— Given passage —
- Born: November 25, 1935 Los Angeles, California, U.S.
- Died: November 30, 2012 (aged 77) Santa Barbara, California, U.S.
- Education: John Muir High School University of California, Santa Barbara USC School of Architecture
- Occupation: Architect
- Spouses: Gail Hanks; Jo Cahow;
- Children: 2 sons, 1 daughter

= Barry Berkus =

American architect, author and art collector

Barry Berkus (November 25, 1935 – November 30, 2012) was an American architect, author and art collector. He designed more than 600,000 houses. He also helped write building codes and develop new towns in Japan.

==Early life==
Berkus was born on November 25, 1935, in Los Angeles, California. He was educated at the John Muir High School in Pasadena. He went to college at the University of California, Santa Barbara and graduated from the School of Architecture at the University of Southern California.

==Career==
Berkus established an architectural firm in Santa Barbara in the 1970s. He eventually "employed more than 200 architects", with offices in San Francisco, New York, Chicago, Washington, Atlanta, Miami, Tokyo, and Kuala Lumpur.

Berkus was primarily an "architect of mass market housing." His work included "resort and master-planned communities, urban infill, commercial and institutional projects, and custom homes." He founded two design firms, B3 Architects and Berkus Design Studio, both based in Santa Barbara, with offices across the nation and world.

Berkus got his start in 1956 as an intern for the late William F. Cody, a prominent Palm Springs architect. Under Cody’s tutelage, he assimilated the principles of Modernism. Later on, after starting his own practice, Berkus put his unique signature on virtually every type of new-home design.

— Excerpted records —

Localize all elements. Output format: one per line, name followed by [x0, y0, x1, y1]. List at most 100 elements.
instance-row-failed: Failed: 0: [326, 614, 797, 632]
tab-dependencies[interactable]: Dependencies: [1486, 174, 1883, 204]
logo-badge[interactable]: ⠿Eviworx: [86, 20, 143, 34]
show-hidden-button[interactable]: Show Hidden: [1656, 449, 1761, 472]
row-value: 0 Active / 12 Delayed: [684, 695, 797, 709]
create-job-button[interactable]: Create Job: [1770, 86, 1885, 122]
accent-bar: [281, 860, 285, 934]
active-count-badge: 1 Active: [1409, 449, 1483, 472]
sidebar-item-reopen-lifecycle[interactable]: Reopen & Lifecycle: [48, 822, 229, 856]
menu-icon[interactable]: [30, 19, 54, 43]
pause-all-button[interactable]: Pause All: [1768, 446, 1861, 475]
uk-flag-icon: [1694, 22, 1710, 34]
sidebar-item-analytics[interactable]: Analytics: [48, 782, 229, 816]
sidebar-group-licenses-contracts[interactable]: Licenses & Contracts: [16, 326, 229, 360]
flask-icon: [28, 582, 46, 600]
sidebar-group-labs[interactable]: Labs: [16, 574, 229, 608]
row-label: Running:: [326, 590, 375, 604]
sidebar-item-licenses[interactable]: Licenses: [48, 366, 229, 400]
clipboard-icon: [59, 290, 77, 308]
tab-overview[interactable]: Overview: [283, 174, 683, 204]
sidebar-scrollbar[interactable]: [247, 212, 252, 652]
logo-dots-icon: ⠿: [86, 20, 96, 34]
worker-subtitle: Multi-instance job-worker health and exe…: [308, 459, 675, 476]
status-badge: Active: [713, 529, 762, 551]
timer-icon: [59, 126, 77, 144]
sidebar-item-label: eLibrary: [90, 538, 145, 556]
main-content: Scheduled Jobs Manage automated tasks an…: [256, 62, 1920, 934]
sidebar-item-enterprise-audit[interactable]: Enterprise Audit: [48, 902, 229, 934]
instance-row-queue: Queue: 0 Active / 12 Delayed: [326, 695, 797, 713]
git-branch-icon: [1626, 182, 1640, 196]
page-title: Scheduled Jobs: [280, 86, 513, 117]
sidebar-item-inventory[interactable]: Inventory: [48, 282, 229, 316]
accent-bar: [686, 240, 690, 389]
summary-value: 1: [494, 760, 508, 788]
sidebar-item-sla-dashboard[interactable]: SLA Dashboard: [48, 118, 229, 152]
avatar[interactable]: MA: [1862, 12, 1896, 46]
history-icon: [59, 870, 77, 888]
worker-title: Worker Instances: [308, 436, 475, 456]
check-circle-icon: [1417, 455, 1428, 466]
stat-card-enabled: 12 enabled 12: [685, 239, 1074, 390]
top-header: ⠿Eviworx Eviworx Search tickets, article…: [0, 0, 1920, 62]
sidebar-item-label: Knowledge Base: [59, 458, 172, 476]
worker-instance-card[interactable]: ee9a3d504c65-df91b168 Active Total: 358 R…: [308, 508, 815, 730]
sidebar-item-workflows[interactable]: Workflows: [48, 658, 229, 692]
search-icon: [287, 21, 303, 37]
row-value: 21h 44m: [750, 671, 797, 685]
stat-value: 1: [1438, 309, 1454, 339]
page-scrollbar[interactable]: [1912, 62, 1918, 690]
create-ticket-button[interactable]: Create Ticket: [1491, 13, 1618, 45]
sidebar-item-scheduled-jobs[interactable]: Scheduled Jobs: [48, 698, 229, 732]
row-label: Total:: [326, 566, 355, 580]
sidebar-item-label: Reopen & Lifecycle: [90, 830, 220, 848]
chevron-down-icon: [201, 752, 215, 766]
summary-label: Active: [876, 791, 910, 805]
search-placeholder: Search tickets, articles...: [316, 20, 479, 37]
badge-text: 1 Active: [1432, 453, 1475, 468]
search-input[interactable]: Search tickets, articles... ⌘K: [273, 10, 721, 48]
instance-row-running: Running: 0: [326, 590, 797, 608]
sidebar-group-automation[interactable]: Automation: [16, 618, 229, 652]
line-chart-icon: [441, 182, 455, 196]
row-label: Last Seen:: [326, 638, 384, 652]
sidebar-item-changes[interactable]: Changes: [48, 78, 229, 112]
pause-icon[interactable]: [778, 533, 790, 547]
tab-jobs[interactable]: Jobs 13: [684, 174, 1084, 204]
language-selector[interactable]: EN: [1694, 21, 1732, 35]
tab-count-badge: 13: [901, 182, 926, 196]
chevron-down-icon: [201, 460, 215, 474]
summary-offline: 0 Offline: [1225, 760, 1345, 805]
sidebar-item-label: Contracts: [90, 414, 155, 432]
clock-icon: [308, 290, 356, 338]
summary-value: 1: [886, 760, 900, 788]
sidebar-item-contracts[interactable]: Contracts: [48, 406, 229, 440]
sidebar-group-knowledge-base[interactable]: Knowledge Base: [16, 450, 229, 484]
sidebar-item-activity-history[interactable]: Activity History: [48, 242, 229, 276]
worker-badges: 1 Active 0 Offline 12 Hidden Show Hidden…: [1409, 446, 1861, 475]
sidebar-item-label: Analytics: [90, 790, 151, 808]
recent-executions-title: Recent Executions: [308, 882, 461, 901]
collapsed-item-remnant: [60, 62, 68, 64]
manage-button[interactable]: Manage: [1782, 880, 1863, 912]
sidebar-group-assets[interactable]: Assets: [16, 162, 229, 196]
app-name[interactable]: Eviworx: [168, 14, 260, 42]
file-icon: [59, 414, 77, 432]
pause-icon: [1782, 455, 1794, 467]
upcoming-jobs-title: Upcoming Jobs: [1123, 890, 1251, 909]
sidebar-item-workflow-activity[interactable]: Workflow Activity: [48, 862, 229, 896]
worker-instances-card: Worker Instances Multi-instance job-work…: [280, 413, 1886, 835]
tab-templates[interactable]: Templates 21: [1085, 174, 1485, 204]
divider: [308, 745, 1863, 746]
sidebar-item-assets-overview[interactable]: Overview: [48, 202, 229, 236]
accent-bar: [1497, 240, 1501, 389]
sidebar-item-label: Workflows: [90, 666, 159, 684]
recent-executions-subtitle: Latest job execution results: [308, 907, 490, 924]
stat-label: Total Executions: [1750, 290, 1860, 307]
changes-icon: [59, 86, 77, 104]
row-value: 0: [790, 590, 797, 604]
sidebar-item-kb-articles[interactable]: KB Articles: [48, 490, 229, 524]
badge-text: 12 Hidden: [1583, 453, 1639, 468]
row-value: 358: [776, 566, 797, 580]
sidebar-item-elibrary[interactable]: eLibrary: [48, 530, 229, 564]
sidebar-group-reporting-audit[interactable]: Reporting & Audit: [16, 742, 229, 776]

— The request —
Retype the Barry Berkus article verbatim, beginning at "Berkus was primarily" and continuing through "of new-home design.".

— Solution for this exercise —
Berkus was primarily an "architect of mass market housing." His work included "resort and master-planned communities, urban infill, commercial and institutional projects, and custom homes." He founded two design firms, B3 Architects and Berkus Design Studio, both based in Santa Barbara, with offices across the nation and world.

Berkus got his start in 1956 as an intern for the late William F. Cody, a prominent Palm Springs architect. Under Cody’s tutelage, he assimilated the principles of Modernism. Later on, after starting his own practice, Berkus put his unique signature on virtually every type of new-home design.